### WHAT YOU NEED TO DO
Give every line again exactly as it appears, please, but not the pictures.

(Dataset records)
########################################
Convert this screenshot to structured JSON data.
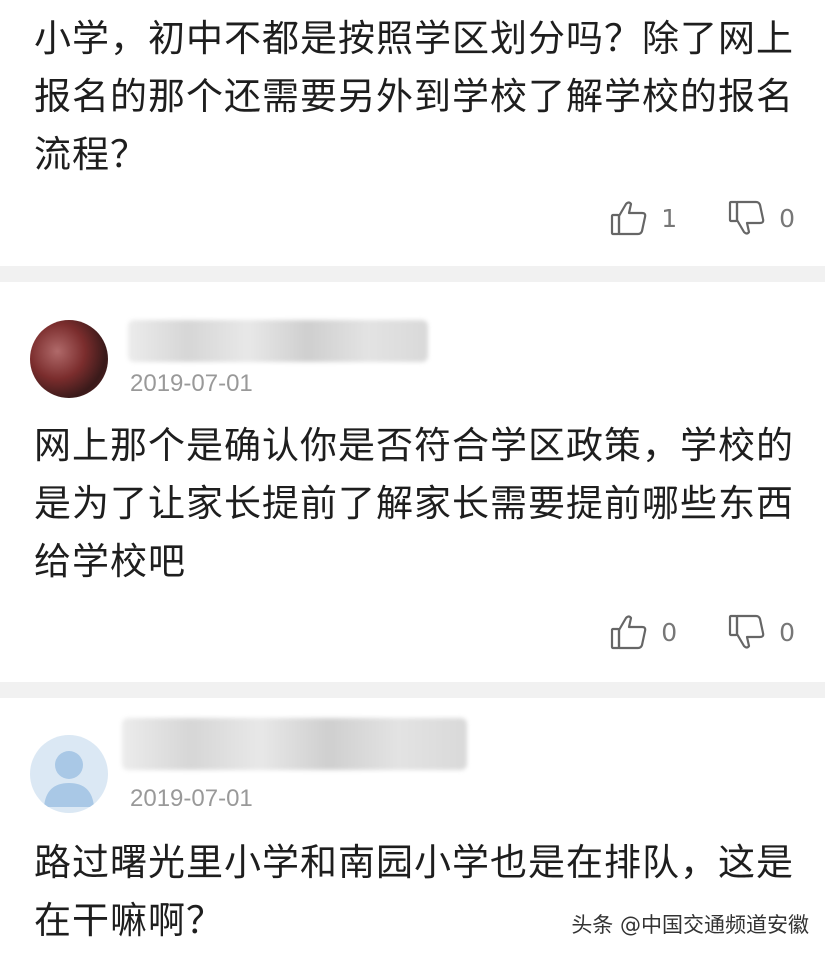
{
  "comments": [
    {
      "text": "小学，初中不都是按照学区划分吗？除了网上报名的那个还需要另外到学校了解学校的报名流程？",
      "likes": "1",
      "dislikes": "0"
    },
    {
      "date": "2019-07-01",
      "text": "网上那个是确认你是否符合学区政策，学校的是为了让家长提前了解家长需要提前哪些东西给学校吧",
      "likes": "0",
      "dislikes": "0"
    },
    {
      "date": "2019-07-01",
      "text": "路过曙光里小学和南园小学也是在排队，这是在干嘛啊？"
    }
  ],
  "watermark": "头条 @中国交通频道安徽",
  "icons": [
    "thumbs-up-icon",
    "thumbs-down-icon",
    "avatar-icon"
  ]
}
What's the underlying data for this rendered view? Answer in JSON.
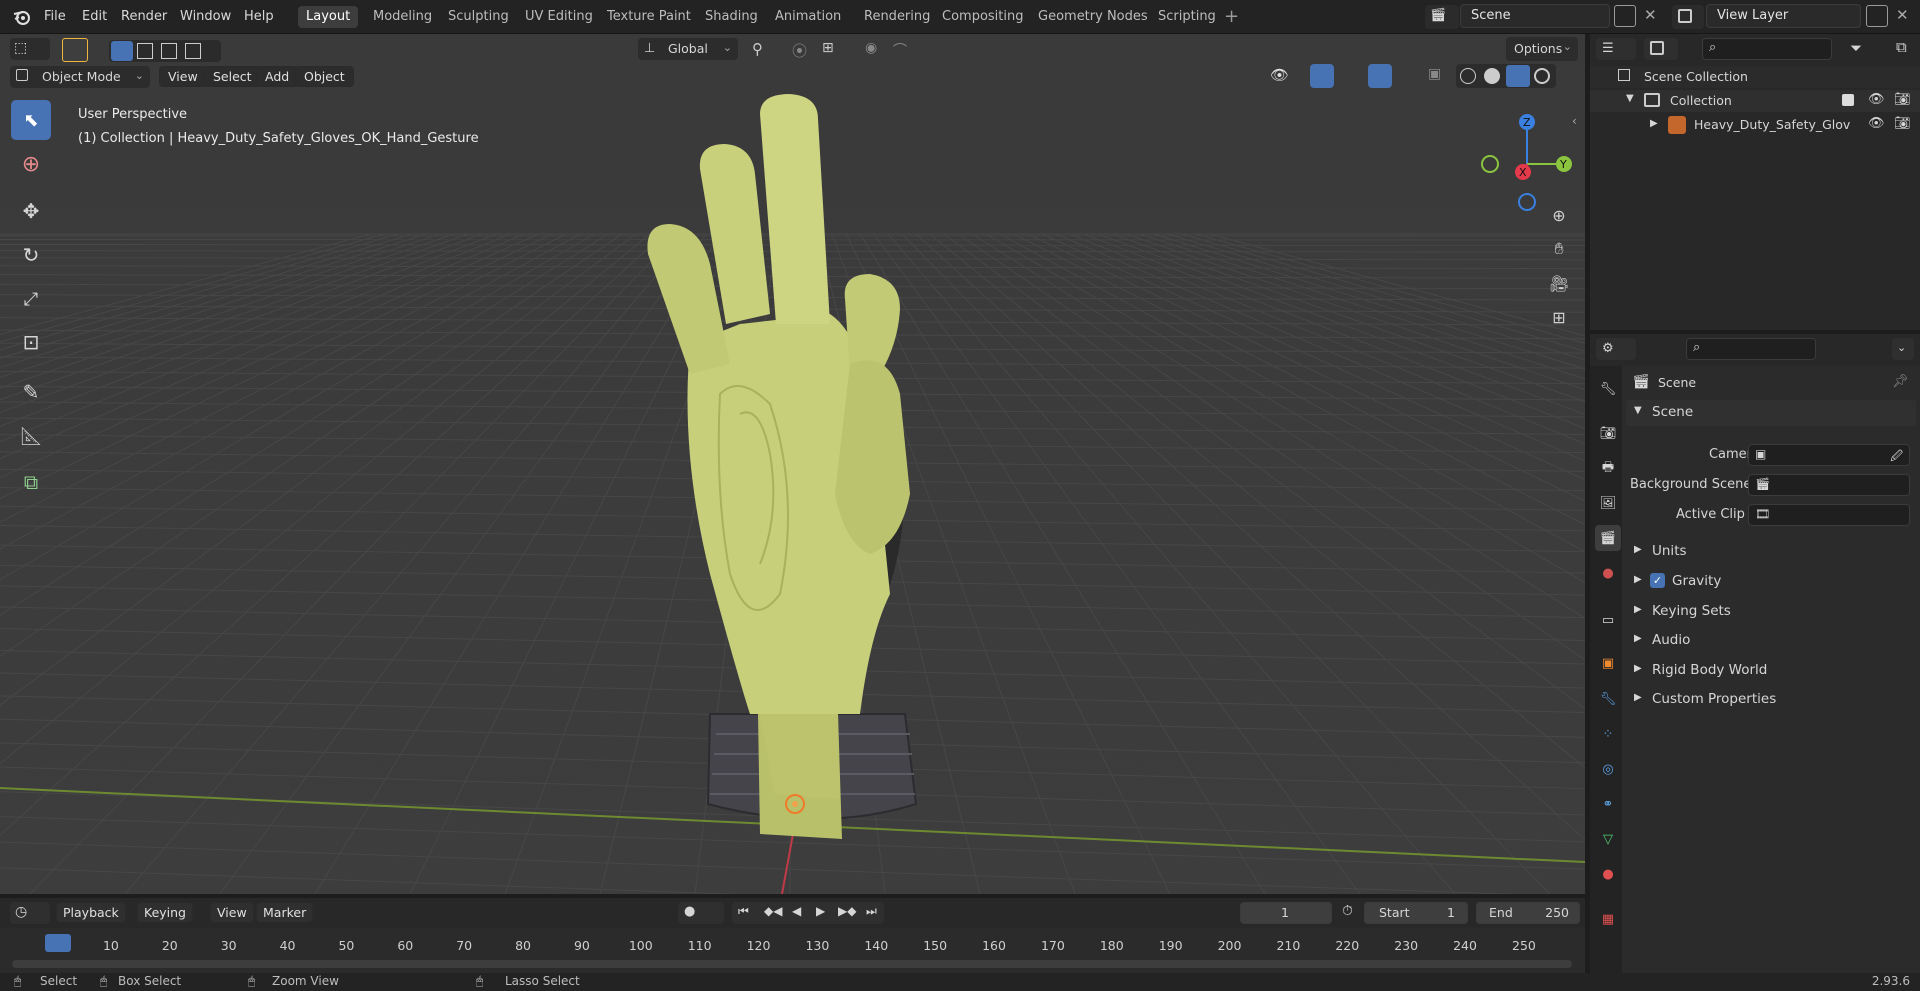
########################################
### COMPLETE RESPONSE
Convert this screenshot to structured JSON data.
{
  "comments": [
    {
      "text": "小学，初中不都是按照学区划分吗？除了网上报名的那个还需要另外到学校了解学校的报名流程？",
      "likes": "1",
      "dislikes": "0"
    },
    {
      "date": "2019-07-01",
      "text": "网上那个是确认你是否符合学区政策，学校的是为了让家长提前了解家长需要提前哪些东西给学校吧",
      "likes": "0",
      "dislikes": "0"
    },
    {
      "date": "2019-07-01",
      "text": "路过曙光里小学和南园小学也是在排队，这是在干嘛啊？"
    }
  ],
  "watermark": "头条 @中国交通频道安徽",
  "icons": [
    "thumbs-up-icon",
    "thumbs-down-icon",
    "avatar-icon"
  ]
}
What's the underlying data for this rendered view? Answer in JSON.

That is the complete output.